Exercise description: Without including any pictures, copy each entry below exactly.

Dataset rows
## Begin

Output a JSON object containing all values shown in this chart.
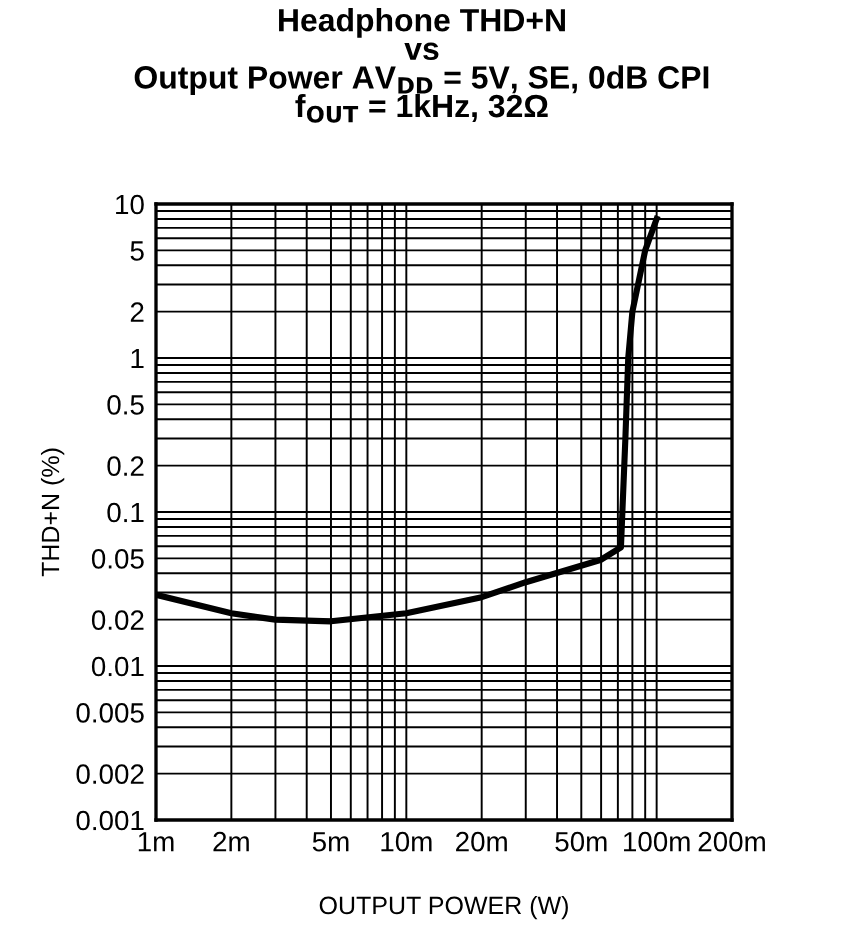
{
  "chart_data": {
    "type": "line",
    "title": "Headphone THD+N\nvs\nOutput Power AV$_{DD}$ = 5V, SE, 0dB CPI\nf$_{OUT}$ = 1kHz, 32Ω",
    "xlabel": "OUTPUT POWER (W)",
    "ylabel": "THD+N (%)",
    "log": "xy",
    "grid": true,
    "marker": "none",
    "line_style": "solid",
    "x": [
      1,
      2,
      3,
      5,
      10,
      20,
      30,
      60,
      72,
      75,
      77,
      80,
      90,
      100
    ],
    "series": [
      {
        "color": "#000000",
        "values": [
          0.029,
          0.022,
          0.02,
          0.0195,
          0.022,
          0.028,
          0.035,
          0.049,
          0.059,
          0.3,
          1,
          2,
          5,
          8
        ]
      }
    ],
    "xlim": [
      1,
      200
    ],
    "xticks": [
      {
        "value": 1,
        "label": "1m"
      },
      {
        "value": 2,
        "label": "2m"
      },
      {
        "value": 5,
        "label": "5m"
      },
      {
        "value": 10,
        "label": "10m"
      },
      {
        "value": 20,
        "label": "20m"
      },
      {
        "value": 50,
        "label": "50m"
      },
      {
        "value": 100,
        "label": "100m"
      },
      {
        "value": 200,
        "label": "200m"
      }
    ],
    "ylim": [
      0.001,
      10
    ],
    "yticks": [
      0.001,
      0.002,
      0.005,
      0.01,
      0.02,
      0.05,
      0.1,
      0.2,
      0.5,
      1,
      2,
      5,
      10
    ]
  }
}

## End

The output:
Output a JSON object containing all values shown in this chart.
{
  "chart_data": {
    "type": "line",
    "title": "Headphone THD+N\nvs\nOutput Power AV$_{DD}$ = 5V, SE, 0dB CPI\nf$_{OUT}$ = 1kHz, 32Ω",
    "xlabel": "OUTPUT POWER (W)",
    "ylabel": "THD+N (%)",
    "log": "xy",
    "grid": true,
    "marker": "none",
    "line_style": "solid",
    "x": [
      1,
      2,
      3,
      5,
      10,
      20,
      30,
      60,
      72,
      75,
      77,
      80,
      90,
      100
    ],
    "series": [
      {
        "color": "#000000",
        "values": [
          0.029,
          0.022,
          0.02,
          0.0195,
          0.022,
          0.028,
          0.035,
          0.049,
          0.059,
          0.3,
          1,
          2,
          5,
          8
        ]
      }
    ],
    "xlim": [
      1,
      200
    ],
    "xticks": [
      {
        "value": 1,
        "label": "1m"
      },
      {
        "value": 2,
        "label": "2m"
      },
      {
        "value": 5,
        "label": "5m"
      },
      {
        "value": 10,
        "label": "10m"
      },
      {
        "value": 20,
        "label": "20m"
      },
      {
        "value": 50,
        "label": "50m"
      },
      {
        "value": 100,
        "label": "100m"
      },
      {
        "value": 200,
        "label": "200m"
      }
    ],
    "ylim": [
      0.001,
      10
    ],
    "yticks": [
      0.001,
      0.002,
      0.005,
      0.01,
      0.02,
      0.05,
      0.1,
      0.2,
      0.5,
      1,
      2,
      5,
      10
    ]
  }
}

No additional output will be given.